# [Extracted records]
## BEGIN

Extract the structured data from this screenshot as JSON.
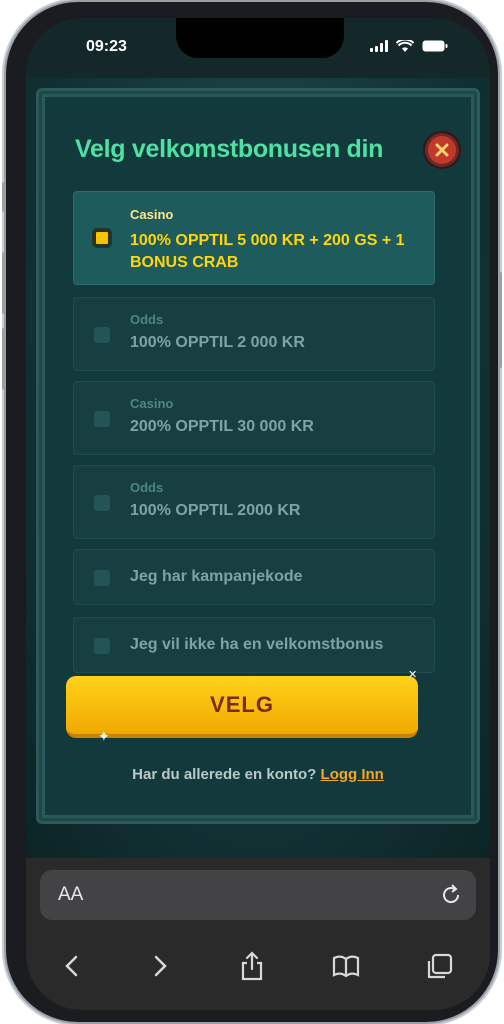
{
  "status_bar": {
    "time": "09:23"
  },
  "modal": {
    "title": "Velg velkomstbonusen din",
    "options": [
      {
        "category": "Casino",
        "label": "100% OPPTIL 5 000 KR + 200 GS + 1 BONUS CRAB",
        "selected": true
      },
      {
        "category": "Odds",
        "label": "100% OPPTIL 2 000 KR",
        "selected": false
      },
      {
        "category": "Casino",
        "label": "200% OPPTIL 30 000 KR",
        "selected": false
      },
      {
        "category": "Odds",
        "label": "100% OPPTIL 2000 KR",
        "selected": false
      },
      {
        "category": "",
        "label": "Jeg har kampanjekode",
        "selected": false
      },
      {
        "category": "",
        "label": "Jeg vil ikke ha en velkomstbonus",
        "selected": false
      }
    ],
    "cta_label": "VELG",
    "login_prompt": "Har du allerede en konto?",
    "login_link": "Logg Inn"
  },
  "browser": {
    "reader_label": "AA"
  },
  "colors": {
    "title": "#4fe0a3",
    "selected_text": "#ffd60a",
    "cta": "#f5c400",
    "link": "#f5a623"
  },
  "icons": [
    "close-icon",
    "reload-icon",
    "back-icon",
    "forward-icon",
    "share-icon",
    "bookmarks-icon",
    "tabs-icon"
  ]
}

## END
## BEGIN

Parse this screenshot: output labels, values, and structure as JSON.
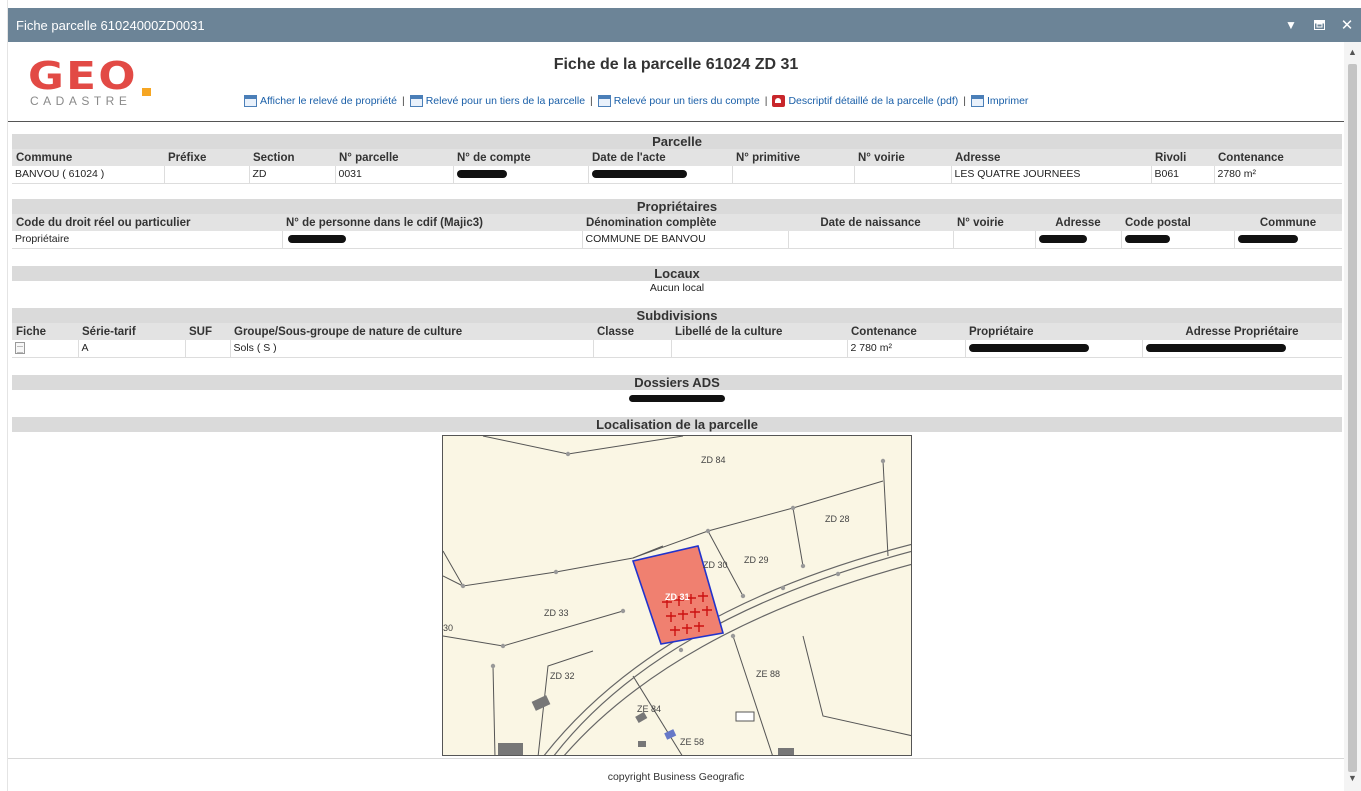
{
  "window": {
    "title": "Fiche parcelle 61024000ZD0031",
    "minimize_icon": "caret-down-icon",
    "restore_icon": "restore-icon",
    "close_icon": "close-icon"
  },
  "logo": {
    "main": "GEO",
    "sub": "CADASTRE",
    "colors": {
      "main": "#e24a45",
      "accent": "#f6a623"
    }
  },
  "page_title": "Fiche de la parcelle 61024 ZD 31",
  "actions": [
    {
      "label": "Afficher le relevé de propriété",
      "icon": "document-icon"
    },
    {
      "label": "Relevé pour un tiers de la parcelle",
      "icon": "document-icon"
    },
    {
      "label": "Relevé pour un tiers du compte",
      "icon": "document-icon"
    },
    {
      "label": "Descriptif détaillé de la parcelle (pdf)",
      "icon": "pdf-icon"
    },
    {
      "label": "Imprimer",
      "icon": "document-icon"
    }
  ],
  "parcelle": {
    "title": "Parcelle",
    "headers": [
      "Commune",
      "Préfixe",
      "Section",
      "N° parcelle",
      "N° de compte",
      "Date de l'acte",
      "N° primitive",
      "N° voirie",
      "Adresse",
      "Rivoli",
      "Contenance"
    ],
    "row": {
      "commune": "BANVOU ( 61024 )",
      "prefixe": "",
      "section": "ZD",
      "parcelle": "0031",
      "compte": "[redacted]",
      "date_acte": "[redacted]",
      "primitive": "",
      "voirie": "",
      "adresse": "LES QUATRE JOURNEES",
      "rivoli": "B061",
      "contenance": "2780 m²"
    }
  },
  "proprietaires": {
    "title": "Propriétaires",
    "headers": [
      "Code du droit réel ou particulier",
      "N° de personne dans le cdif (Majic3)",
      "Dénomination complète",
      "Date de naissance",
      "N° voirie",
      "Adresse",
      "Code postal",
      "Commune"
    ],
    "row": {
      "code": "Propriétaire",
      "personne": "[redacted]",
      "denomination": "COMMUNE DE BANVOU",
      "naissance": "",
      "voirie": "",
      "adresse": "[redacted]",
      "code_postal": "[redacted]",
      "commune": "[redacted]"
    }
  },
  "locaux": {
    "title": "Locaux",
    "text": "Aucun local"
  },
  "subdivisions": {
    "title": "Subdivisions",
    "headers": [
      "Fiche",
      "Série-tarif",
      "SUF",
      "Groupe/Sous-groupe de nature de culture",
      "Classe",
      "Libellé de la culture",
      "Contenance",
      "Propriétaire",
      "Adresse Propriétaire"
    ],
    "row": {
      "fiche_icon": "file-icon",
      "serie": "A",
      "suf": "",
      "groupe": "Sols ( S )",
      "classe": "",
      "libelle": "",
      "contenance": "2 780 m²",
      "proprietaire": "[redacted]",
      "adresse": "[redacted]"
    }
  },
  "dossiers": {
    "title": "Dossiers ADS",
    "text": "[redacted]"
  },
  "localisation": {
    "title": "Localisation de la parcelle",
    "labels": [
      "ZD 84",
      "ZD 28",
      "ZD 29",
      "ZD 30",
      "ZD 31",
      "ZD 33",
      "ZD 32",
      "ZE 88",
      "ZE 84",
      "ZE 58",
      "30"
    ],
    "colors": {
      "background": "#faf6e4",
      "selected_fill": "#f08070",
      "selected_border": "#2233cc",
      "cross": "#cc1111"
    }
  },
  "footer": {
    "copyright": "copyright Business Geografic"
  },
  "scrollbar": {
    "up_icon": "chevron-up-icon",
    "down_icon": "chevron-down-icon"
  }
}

## END
## BEGIN

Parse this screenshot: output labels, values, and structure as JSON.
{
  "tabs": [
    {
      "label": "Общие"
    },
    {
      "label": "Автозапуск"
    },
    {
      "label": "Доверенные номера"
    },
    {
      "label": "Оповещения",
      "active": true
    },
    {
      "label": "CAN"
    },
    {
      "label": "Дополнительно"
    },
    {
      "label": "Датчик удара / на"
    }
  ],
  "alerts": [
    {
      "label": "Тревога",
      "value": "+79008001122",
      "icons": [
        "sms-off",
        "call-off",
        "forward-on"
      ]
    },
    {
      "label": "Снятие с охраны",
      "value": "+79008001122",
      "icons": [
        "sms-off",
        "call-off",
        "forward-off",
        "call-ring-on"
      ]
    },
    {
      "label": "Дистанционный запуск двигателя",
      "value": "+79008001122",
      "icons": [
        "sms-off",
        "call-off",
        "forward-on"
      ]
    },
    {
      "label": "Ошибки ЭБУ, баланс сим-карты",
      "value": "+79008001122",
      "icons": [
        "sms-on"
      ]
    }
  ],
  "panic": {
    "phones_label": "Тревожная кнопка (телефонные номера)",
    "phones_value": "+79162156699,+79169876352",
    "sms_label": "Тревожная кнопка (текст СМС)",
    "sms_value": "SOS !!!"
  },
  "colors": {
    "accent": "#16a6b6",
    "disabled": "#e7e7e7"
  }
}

## END

# [AIM]
Only lines with the word "кнопка" should be collected from the material.

# [WORKED SOLUTION]
    "phones_label": "Тревожная кнопка (телефонные номера)",
    "sms_label": "Тревожная кнопка (текст СМС)",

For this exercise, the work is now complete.